— WRITTEN EXERCISE —
Identify, in the records below, every line where the string "JSON" appears, and copy each such line.

Items from a data source
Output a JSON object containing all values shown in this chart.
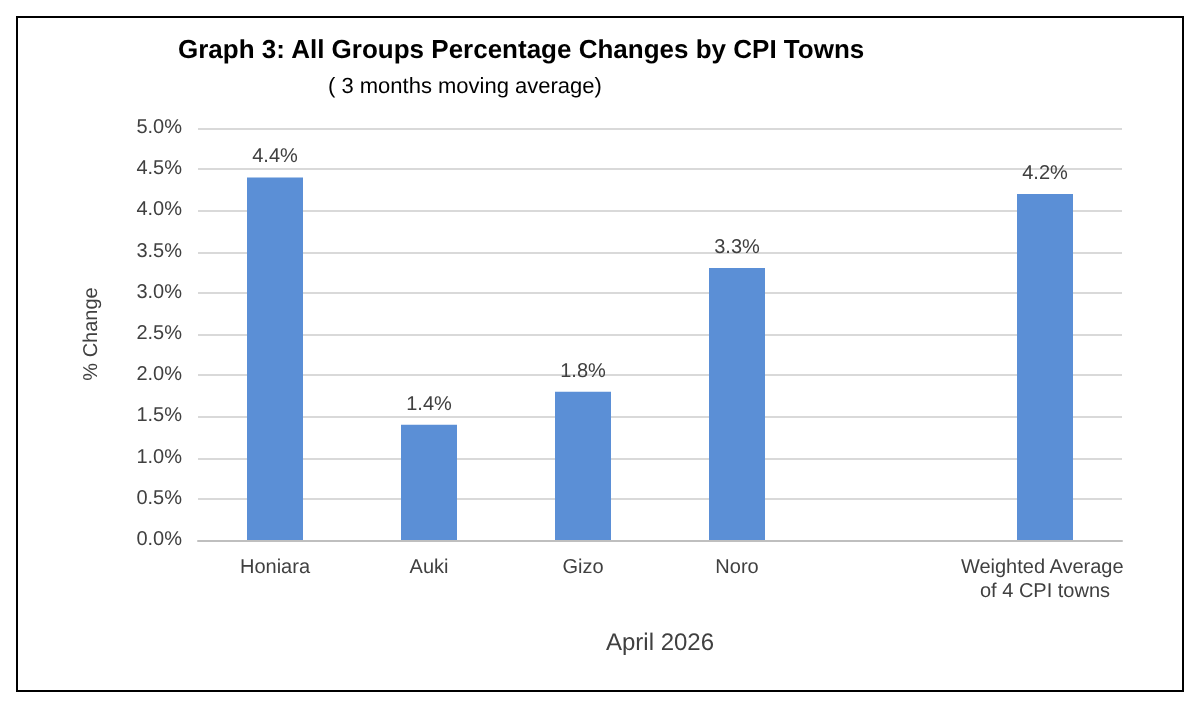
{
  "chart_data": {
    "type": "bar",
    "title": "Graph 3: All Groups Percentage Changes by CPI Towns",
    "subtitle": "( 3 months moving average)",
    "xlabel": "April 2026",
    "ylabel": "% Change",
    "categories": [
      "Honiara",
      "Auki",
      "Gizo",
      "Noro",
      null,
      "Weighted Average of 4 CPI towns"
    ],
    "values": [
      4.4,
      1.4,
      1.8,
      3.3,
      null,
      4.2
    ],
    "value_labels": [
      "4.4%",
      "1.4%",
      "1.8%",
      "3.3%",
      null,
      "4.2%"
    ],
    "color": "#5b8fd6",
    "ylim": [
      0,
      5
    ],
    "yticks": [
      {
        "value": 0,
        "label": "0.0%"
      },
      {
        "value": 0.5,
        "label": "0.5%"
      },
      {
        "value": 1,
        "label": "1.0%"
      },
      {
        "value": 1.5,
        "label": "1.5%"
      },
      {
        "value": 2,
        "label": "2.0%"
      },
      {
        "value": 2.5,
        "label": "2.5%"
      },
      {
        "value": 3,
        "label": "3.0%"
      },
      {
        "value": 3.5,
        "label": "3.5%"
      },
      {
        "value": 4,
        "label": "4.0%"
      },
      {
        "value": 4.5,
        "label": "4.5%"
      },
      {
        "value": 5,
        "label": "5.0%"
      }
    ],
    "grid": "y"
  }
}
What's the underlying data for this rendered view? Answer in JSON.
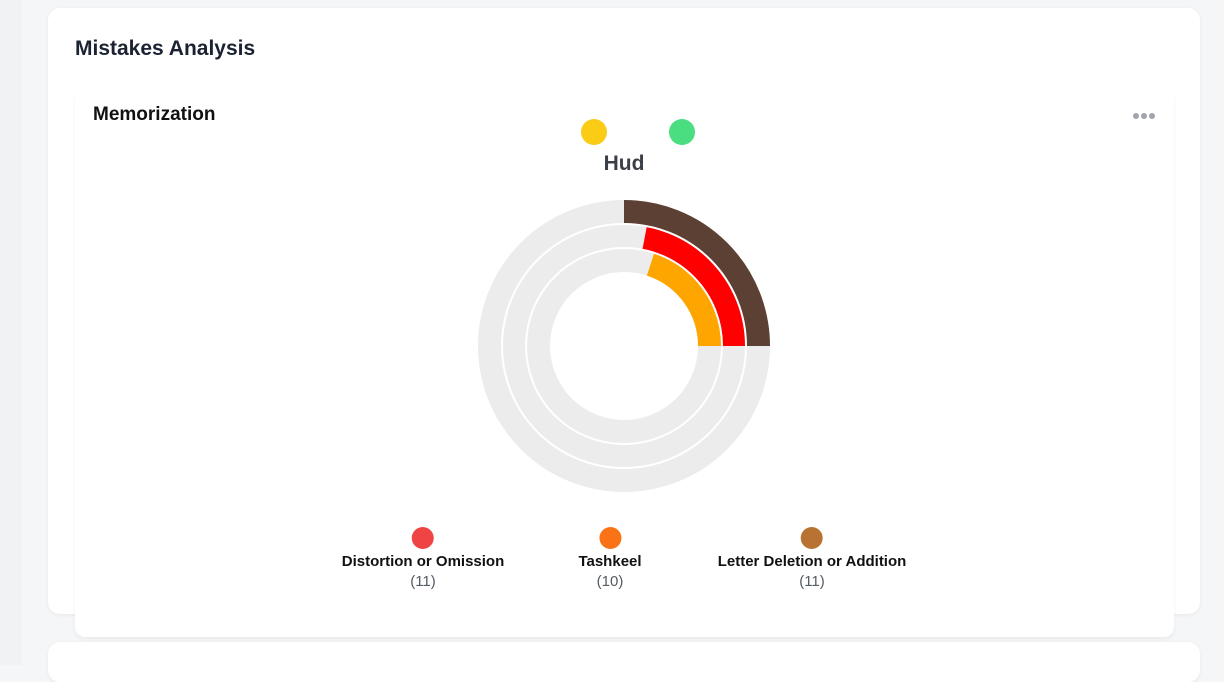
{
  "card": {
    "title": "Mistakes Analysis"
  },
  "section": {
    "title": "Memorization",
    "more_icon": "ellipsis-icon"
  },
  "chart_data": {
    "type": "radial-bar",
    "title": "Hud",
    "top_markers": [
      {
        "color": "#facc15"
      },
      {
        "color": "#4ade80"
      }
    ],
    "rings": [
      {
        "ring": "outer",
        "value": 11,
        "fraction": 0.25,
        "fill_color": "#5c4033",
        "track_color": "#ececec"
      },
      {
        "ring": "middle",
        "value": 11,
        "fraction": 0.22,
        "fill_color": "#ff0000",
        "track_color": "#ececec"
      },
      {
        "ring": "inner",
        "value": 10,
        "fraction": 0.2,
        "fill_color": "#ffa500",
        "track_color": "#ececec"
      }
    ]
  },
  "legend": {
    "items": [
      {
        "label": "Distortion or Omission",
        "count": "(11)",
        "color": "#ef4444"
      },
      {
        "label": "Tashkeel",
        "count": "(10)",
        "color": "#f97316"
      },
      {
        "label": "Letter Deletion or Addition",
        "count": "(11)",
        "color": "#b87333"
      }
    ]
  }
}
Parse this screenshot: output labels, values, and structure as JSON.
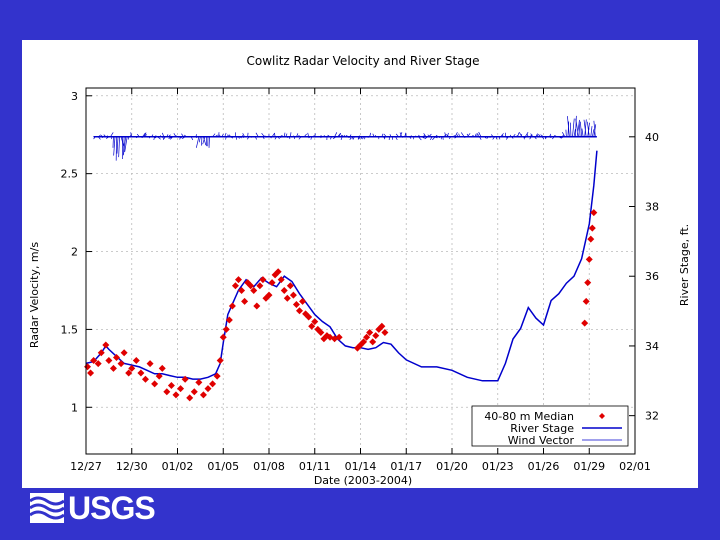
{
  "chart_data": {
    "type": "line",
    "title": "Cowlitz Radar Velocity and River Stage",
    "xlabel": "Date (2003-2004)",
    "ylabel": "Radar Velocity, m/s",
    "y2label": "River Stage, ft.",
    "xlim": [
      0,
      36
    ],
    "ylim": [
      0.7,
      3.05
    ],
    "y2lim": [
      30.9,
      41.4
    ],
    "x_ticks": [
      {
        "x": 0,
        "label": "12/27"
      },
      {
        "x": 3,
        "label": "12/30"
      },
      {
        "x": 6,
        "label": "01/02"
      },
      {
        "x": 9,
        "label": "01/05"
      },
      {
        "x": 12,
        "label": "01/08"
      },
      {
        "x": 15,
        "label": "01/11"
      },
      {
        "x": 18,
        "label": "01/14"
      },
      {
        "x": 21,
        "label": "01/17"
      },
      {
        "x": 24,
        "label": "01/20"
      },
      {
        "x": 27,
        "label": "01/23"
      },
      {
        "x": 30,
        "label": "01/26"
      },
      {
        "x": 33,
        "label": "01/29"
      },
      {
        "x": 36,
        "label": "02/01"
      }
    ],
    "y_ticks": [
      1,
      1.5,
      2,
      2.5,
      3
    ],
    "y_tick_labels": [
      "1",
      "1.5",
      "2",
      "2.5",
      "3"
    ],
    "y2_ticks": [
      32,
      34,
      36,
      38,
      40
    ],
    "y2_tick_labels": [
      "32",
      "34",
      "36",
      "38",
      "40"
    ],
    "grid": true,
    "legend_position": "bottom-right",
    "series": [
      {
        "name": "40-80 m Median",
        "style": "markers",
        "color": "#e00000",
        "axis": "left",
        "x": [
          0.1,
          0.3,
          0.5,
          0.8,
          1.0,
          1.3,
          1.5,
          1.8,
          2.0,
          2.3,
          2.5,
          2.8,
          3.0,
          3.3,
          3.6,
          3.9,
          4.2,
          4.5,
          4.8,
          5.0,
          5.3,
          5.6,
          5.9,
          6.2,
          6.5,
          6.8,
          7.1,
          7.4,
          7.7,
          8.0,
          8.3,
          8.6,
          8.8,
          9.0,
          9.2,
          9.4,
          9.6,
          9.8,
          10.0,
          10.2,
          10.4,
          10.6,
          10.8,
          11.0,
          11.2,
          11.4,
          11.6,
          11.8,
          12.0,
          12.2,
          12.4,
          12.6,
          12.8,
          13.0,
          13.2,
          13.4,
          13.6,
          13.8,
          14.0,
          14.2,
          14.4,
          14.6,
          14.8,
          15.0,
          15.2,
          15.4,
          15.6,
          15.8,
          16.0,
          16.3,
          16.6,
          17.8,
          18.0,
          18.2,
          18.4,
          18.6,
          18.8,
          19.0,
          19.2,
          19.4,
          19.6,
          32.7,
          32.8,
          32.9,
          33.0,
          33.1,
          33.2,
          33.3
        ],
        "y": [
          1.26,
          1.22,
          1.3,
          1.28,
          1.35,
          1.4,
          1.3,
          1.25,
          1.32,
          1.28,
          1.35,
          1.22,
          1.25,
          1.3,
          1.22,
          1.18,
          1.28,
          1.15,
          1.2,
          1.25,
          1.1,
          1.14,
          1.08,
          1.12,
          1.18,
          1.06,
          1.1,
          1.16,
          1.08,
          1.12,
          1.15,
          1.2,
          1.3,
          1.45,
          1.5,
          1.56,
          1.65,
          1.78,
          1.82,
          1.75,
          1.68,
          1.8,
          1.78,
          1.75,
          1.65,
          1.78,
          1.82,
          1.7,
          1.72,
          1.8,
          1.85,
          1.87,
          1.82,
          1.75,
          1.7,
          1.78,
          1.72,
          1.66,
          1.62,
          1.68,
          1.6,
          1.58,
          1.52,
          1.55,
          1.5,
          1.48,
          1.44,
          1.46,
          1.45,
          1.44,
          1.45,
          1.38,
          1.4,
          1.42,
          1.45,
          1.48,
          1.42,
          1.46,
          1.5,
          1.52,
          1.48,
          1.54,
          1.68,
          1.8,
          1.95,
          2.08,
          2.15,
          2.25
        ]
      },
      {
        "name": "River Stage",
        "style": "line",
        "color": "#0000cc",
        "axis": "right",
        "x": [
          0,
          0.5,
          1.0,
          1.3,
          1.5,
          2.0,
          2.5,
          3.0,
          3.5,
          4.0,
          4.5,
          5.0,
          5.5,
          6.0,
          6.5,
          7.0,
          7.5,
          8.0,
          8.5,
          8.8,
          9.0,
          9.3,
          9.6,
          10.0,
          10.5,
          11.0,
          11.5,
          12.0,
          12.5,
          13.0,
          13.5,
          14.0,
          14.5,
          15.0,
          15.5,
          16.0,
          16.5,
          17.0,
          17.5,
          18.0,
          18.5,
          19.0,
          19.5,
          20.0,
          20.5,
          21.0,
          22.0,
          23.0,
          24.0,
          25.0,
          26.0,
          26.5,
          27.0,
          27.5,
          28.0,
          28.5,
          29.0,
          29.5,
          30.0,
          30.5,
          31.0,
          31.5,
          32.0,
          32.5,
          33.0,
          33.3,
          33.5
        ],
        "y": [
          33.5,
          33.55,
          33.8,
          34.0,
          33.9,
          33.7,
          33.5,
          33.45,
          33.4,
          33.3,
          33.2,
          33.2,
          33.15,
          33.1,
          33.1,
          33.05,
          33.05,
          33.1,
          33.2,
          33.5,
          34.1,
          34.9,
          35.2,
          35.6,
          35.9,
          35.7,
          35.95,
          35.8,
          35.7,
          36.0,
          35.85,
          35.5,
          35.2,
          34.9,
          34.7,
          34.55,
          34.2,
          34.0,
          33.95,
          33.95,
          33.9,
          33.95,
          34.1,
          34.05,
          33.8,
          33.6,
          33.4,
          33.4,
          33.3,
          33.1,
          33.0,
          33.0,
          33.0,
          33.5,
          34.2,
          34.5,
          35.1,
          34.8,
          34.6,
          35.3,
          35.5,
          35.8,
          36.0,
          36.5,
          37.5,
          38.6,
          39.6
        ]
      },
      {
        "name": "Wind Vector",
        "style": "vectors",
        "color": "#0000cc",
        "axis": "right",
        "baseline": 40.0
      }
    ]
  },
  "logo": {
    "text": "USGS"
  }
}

— FULL ANSWER —
Output a JSON object containing all values shown in this chart.
What's the underlying data for this rendered view? Answer in JSON.
Parse this screenshot: output labels, values, and structure as JSON.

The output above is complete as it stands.